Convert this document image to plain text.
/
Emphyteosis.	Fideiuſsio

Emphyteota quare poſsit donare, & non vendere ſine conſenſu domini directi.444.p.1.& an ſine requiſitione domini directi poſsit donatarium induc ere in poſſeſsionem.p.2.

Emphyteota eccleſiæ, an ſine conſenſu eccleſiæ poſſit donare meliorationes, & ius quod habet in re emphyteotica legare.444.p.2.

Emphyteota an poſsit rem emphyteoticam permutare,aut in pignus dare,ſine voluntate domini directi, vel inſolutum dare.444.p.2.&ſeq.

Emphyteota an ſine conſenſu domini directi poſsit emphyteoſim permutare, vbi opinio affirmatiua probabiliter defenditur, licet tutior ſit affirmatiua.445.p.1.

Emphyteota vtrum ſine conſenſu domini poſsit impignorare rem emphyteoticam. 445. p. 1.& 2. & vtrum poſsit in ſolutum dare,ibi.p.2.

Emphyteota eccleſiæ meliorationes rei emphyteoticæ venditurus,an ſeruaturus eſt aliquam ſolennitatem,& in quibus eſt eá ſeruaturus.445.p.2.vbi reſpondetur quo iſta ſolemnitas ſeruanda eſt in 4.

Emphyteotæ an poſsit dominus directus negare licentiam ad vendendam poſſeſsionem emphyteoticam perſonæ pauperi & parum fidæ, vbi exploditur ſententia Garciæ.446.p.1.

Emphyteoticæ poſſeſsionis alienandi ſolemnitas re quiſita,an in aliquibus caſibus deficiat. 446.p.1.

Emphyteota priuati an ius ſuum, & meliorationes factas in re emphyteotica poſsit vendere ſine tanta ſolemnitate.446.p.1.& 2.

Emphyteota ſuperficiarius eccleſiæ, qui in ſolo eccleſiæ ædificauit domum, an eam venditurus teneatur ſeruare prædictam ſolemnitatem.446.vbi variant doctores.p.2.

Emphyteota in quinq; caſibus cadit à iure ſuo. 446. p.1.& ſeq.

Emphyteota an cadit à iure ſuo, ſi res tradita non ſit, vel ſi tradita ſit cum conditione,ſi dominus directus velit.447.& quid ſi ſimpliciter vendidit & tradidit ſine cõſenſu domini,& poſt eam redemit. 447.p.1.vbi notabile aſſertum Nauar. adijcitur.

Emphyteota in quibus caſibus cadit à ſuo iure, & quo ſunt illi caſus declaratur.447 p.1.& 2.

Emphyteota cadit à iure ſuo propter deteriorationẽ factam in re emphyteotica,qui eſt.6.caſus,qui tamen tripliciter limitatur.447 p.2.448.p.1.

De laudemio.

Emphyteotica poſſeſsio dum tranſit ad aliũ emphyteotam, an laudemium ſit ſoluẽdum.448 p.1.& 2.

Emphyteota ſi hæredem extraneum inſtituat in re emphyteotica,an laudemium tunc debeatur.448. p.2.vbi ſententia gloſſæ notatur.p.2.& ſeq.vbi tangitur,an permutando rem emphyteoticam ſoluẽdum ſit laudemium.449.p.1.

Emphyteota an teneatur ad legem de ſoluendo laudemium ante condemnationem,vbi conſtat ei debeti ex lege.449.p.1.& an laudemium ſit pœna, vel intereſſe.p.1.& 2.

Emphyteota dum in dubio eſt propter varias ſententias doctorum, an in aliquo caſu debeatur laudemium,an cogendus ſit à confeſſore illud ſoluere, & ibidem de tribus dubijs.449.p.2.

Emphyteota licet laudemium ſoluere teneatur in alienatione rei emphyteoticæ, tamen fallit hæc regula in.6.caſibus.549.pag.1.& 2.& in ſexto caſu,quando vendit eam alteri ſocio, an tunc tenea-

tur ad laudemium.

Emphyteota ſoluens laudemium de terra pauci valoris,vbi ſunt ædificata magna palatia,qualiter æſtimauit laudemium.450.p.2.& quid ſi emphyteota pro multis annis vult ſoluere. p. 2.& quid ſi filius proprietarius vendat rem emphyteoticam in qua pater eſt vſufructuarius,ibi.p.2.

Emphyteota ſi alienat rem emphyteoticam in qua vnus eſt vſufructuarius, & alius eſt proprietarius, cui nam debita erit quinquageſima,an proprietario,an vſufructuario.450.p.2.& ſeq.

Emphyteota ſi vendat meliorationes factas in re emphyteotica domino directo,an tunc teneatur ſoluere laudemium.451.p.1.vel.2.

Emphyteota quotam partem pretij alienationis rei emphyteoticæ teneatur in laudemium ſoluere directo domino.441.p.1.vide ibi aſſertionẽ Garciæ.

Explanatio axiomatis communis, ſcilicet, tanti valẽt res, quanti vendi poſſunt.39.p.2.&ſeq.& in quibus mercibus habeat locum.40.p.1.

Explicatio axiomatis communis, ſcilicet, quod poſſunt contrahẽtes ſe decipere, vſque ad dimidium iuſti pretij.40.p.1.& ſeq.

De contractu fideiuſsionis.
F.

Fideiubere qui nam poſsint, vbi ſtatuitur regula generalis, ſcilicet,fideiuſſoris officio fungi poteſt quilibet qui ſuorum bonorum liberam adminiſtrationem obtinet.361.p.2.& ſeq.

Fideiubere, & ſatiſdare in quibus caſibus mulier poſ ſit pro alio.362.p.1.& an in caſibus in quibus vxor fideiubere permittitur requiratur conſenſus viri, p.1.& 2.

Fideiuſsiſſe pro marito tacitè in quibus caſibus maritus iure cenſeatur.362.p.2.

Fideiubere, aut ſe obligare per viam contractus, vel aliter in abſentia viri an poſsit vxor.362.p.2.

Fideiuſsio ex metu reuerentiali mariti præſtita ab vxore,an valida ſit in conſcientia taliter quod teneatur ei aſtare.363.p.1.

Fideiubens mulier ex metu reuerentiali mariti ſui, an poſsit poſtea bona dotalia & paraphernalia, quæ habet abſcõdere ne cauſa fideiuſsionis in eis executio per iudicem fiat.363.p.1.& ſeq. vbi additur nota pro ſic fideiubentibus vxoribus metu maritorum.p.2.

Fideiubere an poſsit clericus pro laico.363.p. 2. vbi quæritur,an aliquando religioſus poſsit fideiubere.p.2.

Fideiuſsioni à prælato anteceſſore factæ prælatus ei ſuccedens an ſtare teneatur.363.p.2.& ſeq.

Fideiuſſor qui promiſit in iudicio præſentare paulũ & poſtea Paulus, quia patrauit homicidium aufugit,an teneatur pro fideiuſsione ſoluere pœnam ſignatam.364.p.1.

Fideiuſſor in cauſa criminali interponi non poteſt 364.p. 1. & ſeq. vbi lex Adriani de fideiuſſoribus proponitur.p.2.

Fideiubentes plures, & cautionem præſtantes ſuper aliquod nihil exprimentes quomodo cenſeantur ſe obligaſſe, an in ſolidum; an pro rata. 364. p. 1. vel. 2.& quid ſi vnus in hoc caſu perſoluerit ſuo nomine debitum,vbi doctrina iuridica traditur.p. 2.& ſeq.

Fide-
= = = = =
» **Directions for this task**
Transcribe the entire listing above precisely.

» **Result of this exercise**
Convert this document image to plain text.
/
Emphyteosis.	Fideiuſsio

Emphyteota quare poſsit donare, & non vendere ſine conſenſu domini directi.444.p.1.& an ſine requiſitione domini directi poſsit donatarium induc ere in poſſeſsionem.p.2.

Emphyteota eccleſiæ, an ſine conſenſu eccleſiæ poſſit donare meliorationes, & ius quod habet in re emphyteotica legare.444.p.2.

Emphyteota an poſsit rem emphyteoticam permutare,aut in pignus dare,ſine voluntate domini directi, vel inſolutum dare.444.p.2.&ſeq.

Emphyteota an ſine conſenſu domini directi poſsit emphyteoſim permutare, vbi opinio affirmatiua probabiliter defenditur, licet tutior ſit affirmatiua.445.p.1.

Emphyteota vtrum ſine conſenſu domini poſsit impignorare rem emphyteoticam. 445. p. 1.& 2. & vtrum poſsit in ſolutum dare,ibi.p.2.

Emphyteota eccleſiæ meliorationes rei emphyteoticæ venditurus,an ſeruaturus eſt aliquam ſolennitatem,& in quibus eſt eá ſeruaturus.445.p.2.vbi reſpondetur quo iſta ſolemnitas ſeruanda eſt in 4.

Emphyteotæ an poſsit dominus directus negare licentiam ad vendendam poſſeſsionem emphyteoticam perſonæ pauperi & parum fidæ, vbi exploditur ſententia Garciæ.446.p.1.

Emphyteoticæ poſſeſsionis alienandi ſolemnitas re quiſita,an in aliquibus caſibus deficiat. 446.p.1.

Emphyteota priuati an ius ſuum, & meliorationes factas in re emphyteotica poſsit vendere ſine tanta ſolemnitate.446.p.1.& 2.

Emphyteota ſuperficiarius eccleſiæ, qui in ſolo eccleſiæ ædificauit domum, an eam venditurus teneatur ſeruare prædictam ſolemnitatem.446.vbi variant doctores.p.2.

Emphyteota in quinq; caſibus cadit à iure ſuo. 446. p.1.& ſeq.

Emphyteota an cadit à iure ſuo, ſi res tradita non ſit, vel ſi tradita ſit cum conditione,ſi dominus directus velit.447.& quid ſi ſimpliciter vendidit & tradidit ſine cõſenſu domini,& poſt eam redemit. 447.p.1.vbi notabile aſſertum Nauar. adijcitur.

Emphyteota in quibus caſibus cadit à ſuo iure, & quo ſunt illi caſus declaratur.447 p.1.& 2.

Emphyteota cadit à iure ſuo propter deteriorationẽ factam in re emphyteotica,qui eſt.6.caſus,qui tamen tripliciter limitatur.447 p.2.448.p.1.

De laudemio.

Emphyteotica poſſeſsio dum tranſit ad aliũ emphyteotam, an laudemium ſit ſoluẽdum.448 p.1.& 2.

Emphyteota ſi hæredem extraneum inſtituat in re emphyteotica,an laudemium tunc debeatur.448. p.2.vbi ſententia gloſſæ notatur.p.2.& ſeq.vbi tangitur,an permutando rem emphyteoticam ſoluẽdum ſit laudemium.449.p.1.

Emphyteota an teneatur ad legem de ſoluendo laudemium ante condemnationem,vbi conſtat ei debeti ex lege.449.p.1.& an laudemium ſit pœna, vel intereſſe.p.1.& 2.

Emphyteota dum in dubio eſt propter varias ſententias doctorum, an in aliquo caſu debeatur laudemium,an cogendus ſit à confeſſore illud ſoluere, & ibidem de tribus dubijs.449.p.2.

Emphyteota licet laudemium ſoluere teneatur in alienatione rei emphyteoticæ, tamen fallit hæc regula in.6.caſibus.549.pag.1.& 2.& in ſexto caſu,quando vendit eam alteri ſocio, an tunc tenea-

tur ad laudemium.

Emphyteota ſoluens laudemium de terra pauci valoris,vbi ſunt ædificata magna palatia,qualiter æſtimauit laudemium.450.p.2.& quid ſi emphyteota pro multis annis vult ſoluere. p. 2.& quid ſi filius proprietarius vendat rem emphyteoticam in qua pater eſt vſufructuarius,ibi.p.2.

Emphyteota ſi alienat rem emphyteoticam in qua vnus eſt vſufructuarius, & alius eſt proprietarius, cui nam debita erit quinquageſima,an proprietario,an vſufructuario.450.p.2.& ſeq.

Emphyteota ſi vendat meliorationes factas in re emphyteotica domino directo,an tunc teneatur ſoluere laudemium.451.p.1.vel.2.

Emphyteota quotam partem pretij alienationis rei emphyteoticæ teneatur in laudemium ſoluere directo domino.441.p.1.vide ibi aſſertionẽ Garciæ.

Explanatio axiomatis communis, ſcilicet, tanti valẽt res, quanti vendi poſſunt.39.p.2.&ſeq.& in quibus mercibus habeat locum.40.p.1.

Explicatio axiomatis communis, ſcilicet, quod poſſunt contrahẽtes ſe decipere, vſque ad dimidium iuſti pretij.40.p.1.& ſeq.

De contractu fideiuſsionis.
F.

Fideiubere qui nam poſsint, vbi ſtatuitur regula generalis, ſcilicet,fideiuſſoris officio fungi poteſt quilibet qui ſuorum bonorum liberam adminiſtrationem obtinet.361.p.2.& ſeq.

Fideiubere, & ſatiſdare in quibus caſibus mulier poſ ſit pro alio.362.p.1.& an in caſibus in quibus vxor fideiubere permittitur requiratur conſenſus viri, p.1.& 2.

Fideiuſsiſſe pro marito tacitè in quibus caſibus maritus iure cenſeatur.362.p.2.

Fideiubere, aut ſe obligare per viam contractus, vel aliter in abſentia viri an poſsit vxor.362.p.2.

Fideiuſsio ex metu reuerentiali mariti præſtita ab vxore,an valida ſit in conſcientia taliter quod teneatur ei aſtare.363.p.1.

Fideiubens mulier ex metu reuerentiali mariti ſui, an poſsit poſtea bona dotalia & paraphernalia, quæ habet abſcõdere ne cauſa fideiuſsionis in eis executio per iudicem fiat.363.p.1.& ſeq. vbi additur nota pro ſic fideiubentibus vxoribus metu maritorum.p.2.

Fideiubere an poſsit clericus pro laico.363.p. 2. vbi quæritur,an aliquando religioſus poſsit fideiubere.p.2.

Fideiuſsioni à prælato anteceſſore factæ prælatus ei ſuccedens an ſtare teneatur.363.p.2.& ſeq.

Fideiuſſor qui promiſit in iudicio præſentare paulũ & poſtea Paulus, quia patrauit homicidium aufugit,an teneatur pro fideiuſsione ſoluere pœnam ſignatam.364.p.1.

Fideiuſſor in cauſa criminali interponi non poteſt 364.p. 1. & ſeq. vbi lex Adriani de fideiuſſoribus proponitur.p.2.

Fideiubentes plures, & cautionem præſtantes ſuper aliquod nihil exprimentes quomodo cenſeantur ſe obligaſſe, an in ſolidum; an pro rata. 364. p. 1. vel. 2.& quid ſi vnus in hoc caſu perſoluerit ſuo nomine debitum,vbi doctrina iuridica traditur.p. 2.& ſeq.

Fide-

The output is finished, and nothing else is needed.